Pictures stay out of your copy, but everything else in the records below must be repeated exactly.

Dataset records
__________

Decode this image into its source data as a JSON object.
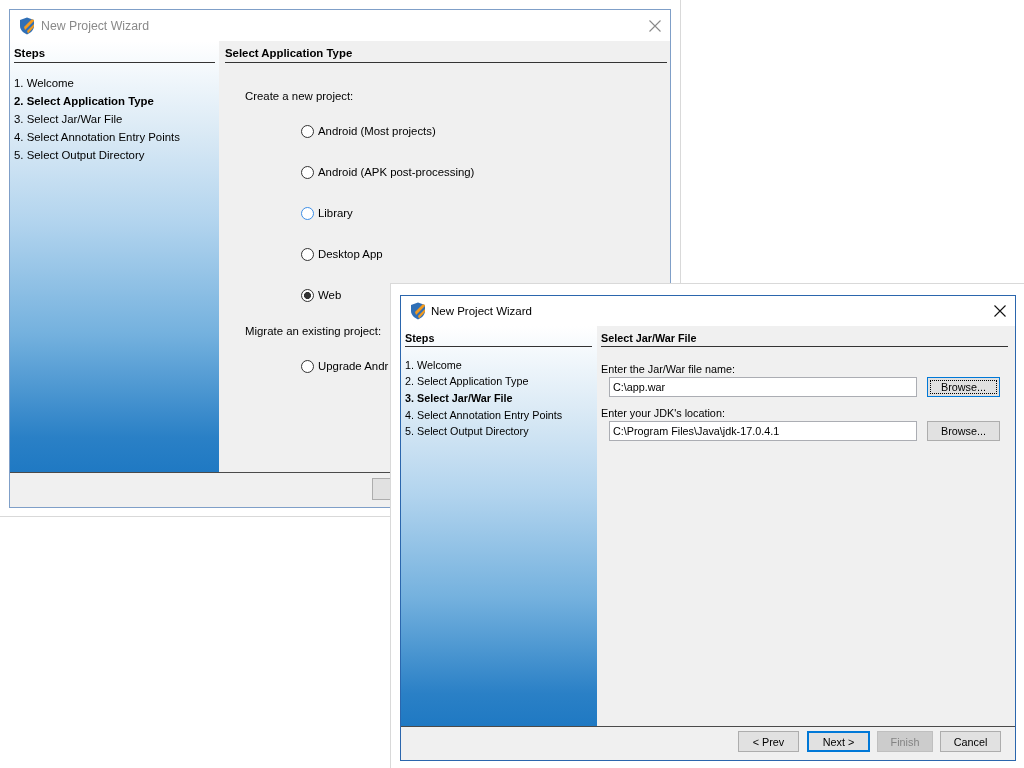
{
  "windows": [
    {
      "kind": "application_type",
      "active": false,
      "title": "New Project Wizard",
      "sidebar": {
        "heading": "Steps",
        "steps": [
          {
            "label": "1. Welcome",
            "selected": false
          },
          {
            "label": "2. Select Application Type",
            "selected": true
          },
          {
            "label": "3. Select Jar/War File",
            "selected": false
          },
          {
            "label": "4. Select Annotation Entry Points",
            "selected": false
          },
          {
            "label": "5. Select Output Directory",
            "selected": false
          }
        ]
      },
      "panel": {
        "heading": "Select Application Type",
        "groups": [
          {
            "label": "Create a new project:",
            "options": [
              {
                "label": "Android (Most projects)",
                "selected": false,
                "hovered": false
              },
              {
                "label": "Android (APK post-processing)",
                "selected": false,
                "hovered": false
              },
              {
                "label": "Library",
                "selected": false,
                "hovered": true
              },
              {
                "label": "Desktop App",
                "selected": false,
                "hovered": false
              },
              {
                "label": "Web",
                "selected": true,
                "hovered": false
              }
            ]
          },
          {
            "label": "Migrate an existing project:",
            "options": [
              {
                "label": "Upgrade Andr",
                "selected": false,
                "hovered": false
              }
            ]
          }
        ]
      }
    },
    {
      "kind": "jar_file",
      "active": true,
      "title": "New Project Wizard",
      "sidebar": {
        "heading": "Steps",
        "steps": [
          {
            "label": "1. Welcome",
            "selected": false
          },
          {
            "label": "2. Select Application Type",
            "selected": false
          },
          {
            "label": "3. Select Jar/War File",
            "selected": true
          },
          {
            "label": "4. Select Annotation Entry Points",
            "selected": false
          },
          {
            "label": "5. Select Output Directory",
            "selected": false
          }
        ]
      },
      "panel": {
        "heading": "Select Jar/War File",
        "fields": [
          {
            "label": "Enter the Jar/War file name:",
            "value": "C:\\app.war",
            "button": {
              "label": "Browse...",
              "focused": true
            }
          },
          {
            "label": "Enter your JDK's location:",
            "value": "C:\\Program Files\\Java\\jdk-17.0.4.1",
            "button": {
              "label": "Browse...",
              "focused": false
            }
          }
        ]
      },
      "buttons": [
        {
          "label": "< Prev",
          "default": false,
          "disabled": false
        },
        {
          "label": "Next >",
          "default": true,
          "disabled": false
        },
        {
          "label": "Finish",
          "default": false,
          "disabled": true
        },
        {
          "label": "Cancel",
          "default": false,
          "disabled": false
        }
      ]
    }
  ]
}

__________

◆ REPLY TO THE TASK ◆
Decode this image into its source data as a JSON object.
{
  "windows": [
    {
      "kind": "application_type",
      "active": false,
      "title": "New Project Wizard",
      "sidebar": {
        "heading": "Steps",
        "steps": [
          {
            "label": "1. Welcome",
            "selected": false
          },
          {
            "label": "2. Select Application Type",
            "selected": true
          },
          {
            "label": "3. Select Jar/War File",
            "selected": false
          },
          {
            "label": "4. Select Annotation Entry Points",
            "selected": false
          },
          {
            "label": "5. Select Output Directory",
            "selected": false
          }
        ]
      },
      "panel": {
        "heading": "Select Application Type",
        "groups": [
          {
            "label": "Create a new project:",
            "options": [
              {
                "label": "Android (Most projects)",
                "selected": false,
                "hovered": false
              },
              {
                "label": "Android (APK post-processing)",
                "selected": false,
                "hovered": false
              },
              {
                "label": "Library",
                "selected": false,
                "hovered": true
              },
              {
                "label": "Desktop App",
                "selected": false,
                "hovered": false
              },
              {
                "label": "Web",
                "selected": true,
                "hovered": false
              }
            ]
          },
          {
            "label": "Migrate an existing project:",
            "options": [
              {
                "label": "Upgrade Andr",
                "selected": false,
                "hovered": false
              }
            ]
          }
        ]
      }
    },
    {
      "kind": "jar_file",
      "active": true,
      "title": "New Project Wizard",
      "sidebar": {
        "heading": "Steps",
        "steps": [
          {
            "label": "1. Welcome",
            "selected": false
          },
          {
            "label": "2. Select Application Type",
            "selected": false
          },
          {
            "label": "3. Select Jar/War File",
            "selected": true
          },
          {
            "label": "4. Select Annotation Entry Points",
            "selected": false
          },
          {
            "label": "5. Select Output Directory",
            "selected": false
          }
        ]
      },
      "panel": {
        "heading": "Select Jar/War File",
        "fields": [
          {
            "label": "Enter the Jar/War file name:",
            "value": "C:\\app.war",
            "button": {
              "label": "Browse...",
              "focused": true
            }
          },
          {
            "label": "Enter your JDK's location:",
            "value": "C:\\Program Files\\Java\\jdk-17.0.4.1",
            "button": {
              "label": "Browse...",
              "focused": false
            }
          }
        ]
      },
      "buttons": [
        {
          "label": "< Prev",
          "default": false,
          "disabled": false
        },
        {
          "label": "Next >",
          "default": true,
          "disabled": false
        },
        {
          "label": "Finish",
          "default": false,
          "disabled": true
        },
        {
          "label": "Cancel",
          "default": false,
          "disabled": false
        }
      ]
    }
  ]
}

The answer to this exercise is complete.